--- start of EXTRACTED RECORDS ---

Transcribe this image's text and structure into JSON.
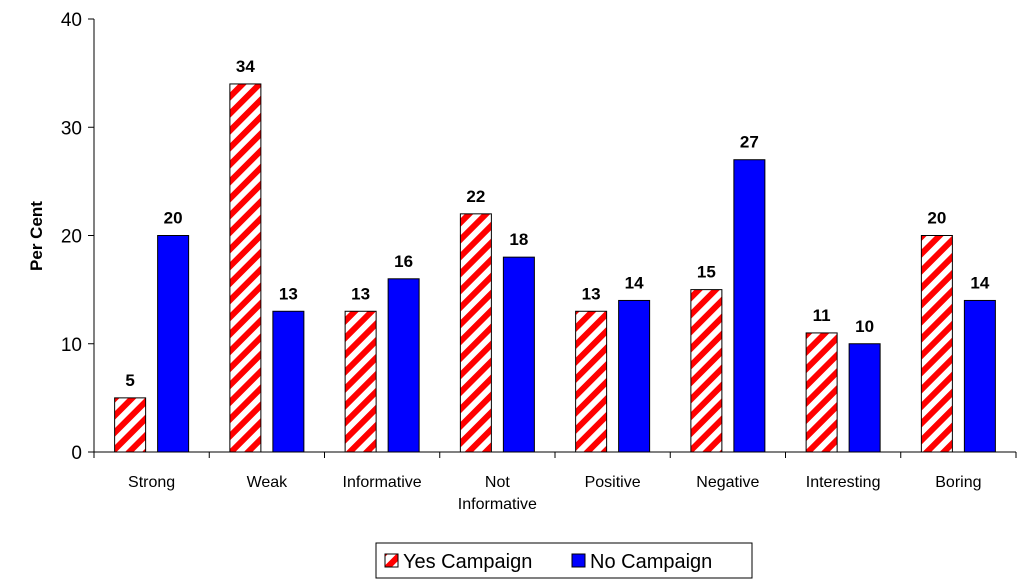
{
  "chart_data": {
    "type": "bar",
    "categories": [
      [
        "Strong"
      ],
      [
        "Weak"
      ],
      [
        "Informative"
      ],
      [
        "Not",
        "Informative"
      ],
      [
        "Positive"
      ],
      [
        "Negative"
      ],
      [
        "Interesting"
      ],
      [
        "Boring"
      ]
    ],
    "series": [
      {
        "name": "Yes Campaign",
        "values": [
          5,
          34,
          13,
          22,
          13,
          15,
          11,
          20
        ],
        "fill": "red-white-diagonal-hatch",
        "color": "#ff0000"
      },
      {
        "name": "No Campaign",
        "values": [
          20,
          13,
          16,
          18,
          14,
          27,
          10,
          14
        ],
        "fill": "solid",
        "color": "#0000ff"
      }
    ],
    "ylabel": "Per Cent",
    "ylim": [
      0,
      40
    ],
    "yticks": [
      0,
      10,
      20,
      30,
      40
    ],
    "grid": false,
    "legend_position": "bottom-center",
    "data_labels": true
  }
}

--- end of EXTRACTED RECORDS ---

[EXERCISE DETAILS]
Write the entries above out again exactly, but not the pictures.

[SOLUTION TO THIS TASK]
Transcribe this image's text and structure into JSON.
{
  "chart_data": {
    "type": "bar",
    "categories": [
      [
        "Strong"
      ],
      [
        "Weak"
      ],
      [
        "Informative"
      ],
      [
        "Not",
        "Informative"
      ],
      [
        "Positive"
      ],
      [
        "Negative"
      ],
      [
        "Interesting"
      ],
      [
        "Boring"
      ]
    ],
    "series": [
      {
        "name": "Yes Campaign",
        "values": [
          5,
          34,
          13,
          22,
          13,
          15,
          11,
          20
        ],
        "fill": "red-white-diagonal-hatch",
        "color": "#ff0000"
      },
      {
        "name": "No Campaign",
        "values": [
          20,
          13,
          16,
          18,
          14,
          27,
          10,
          14
        ],
        "fill": "solid",
        "color": "#0000ff"
      }
    ],
    "ylabel": "Per Cent",
    "ylim": [
      0,
      40
    ],
    "yticks": [
      0,
      10,
      20,
      30,
      40
    ],
    "grid": false,
    "legend_position": "bottom-center",
    "data_labels": true
  }
}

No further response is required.